START PROVIDED RECORDS

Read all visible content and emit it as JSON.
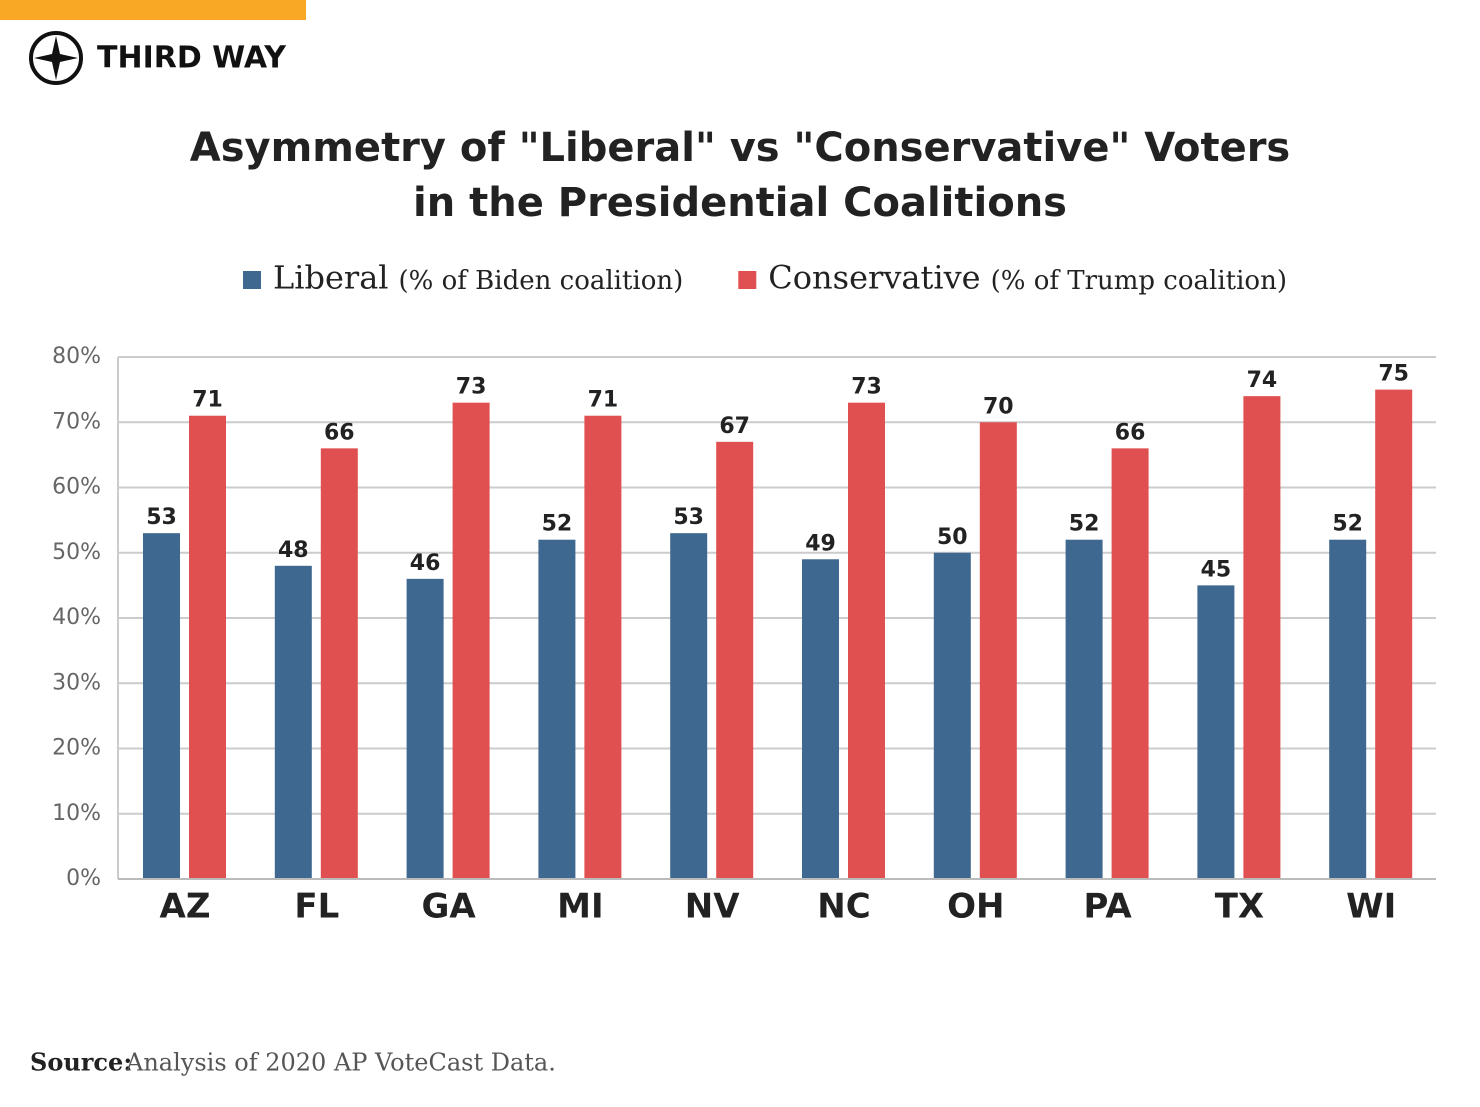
{
  "brand": "THIRD WAY",
  "source": {
    "label": "Source:",
    "text": "Analysis of 2020 AP VoteCast Data."
  },
  "chart_data": {
    "type": "bar",
    "title": [
      "Asymmetry of \"Liberal\" vs \"Conservative\" Voters",
      "in the Presidential Coalitions"
    ],
    "categories": [
      "AZ",
      "FL",
      "GA",
      "MI",
      "NV",
      "NC",
      "OH",
      "PA",
      "TX",
      "WI"
    ],
    "series": [
      {
        "name": "Liberal",
        "note": "(% of Biden coalition)",
        "color": "#3f6890",
        "values": [
          53,
          48,
          46,
          52,
          53,
          49,
          50,
          52,
          45,
          52
        ]
      },
      {
        "name": "Conservative",
        "note": "(% of Trump coalition)",
        "color": "#e05050",
        "values": [
          71,
          66,
          73,
          71,
          67,
          73,
          70,
          66,
          74,
          75
        ]
      }
    ],
    "ylim": [
      0,
      80
    ],
    "yticks": [
      {
        "value": 0,
        "label": "0%"
      },
      {
        "value": 10,
        "label": "10%"
      },
      {
        "value": 20,
        "label": "20%"
      },
      {
        "value": 30,
        "label": "30%"
      },
      {
        "value": 40,
        "label": "40%"
      },
      {
        "value": 50,
        "label": "50%"
      },
      {
        "value": 60,
        "label": "60%"
      },
      {
        "value": 70,
        "label": "70%"
      },
      {
        "value": 80,
        "label": "80%"
      }
    ],
    "grid": true
  }
}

END PROVIDED RECORDS

### REQUIRED WORK
Filter the records, keeping only lines that contain "Conservative", and show those lines.

### COMPLETED TASK
      "Asymmetry of \"Liberal\" vs \"Conservative\" Voters",
        "name": "Conservative",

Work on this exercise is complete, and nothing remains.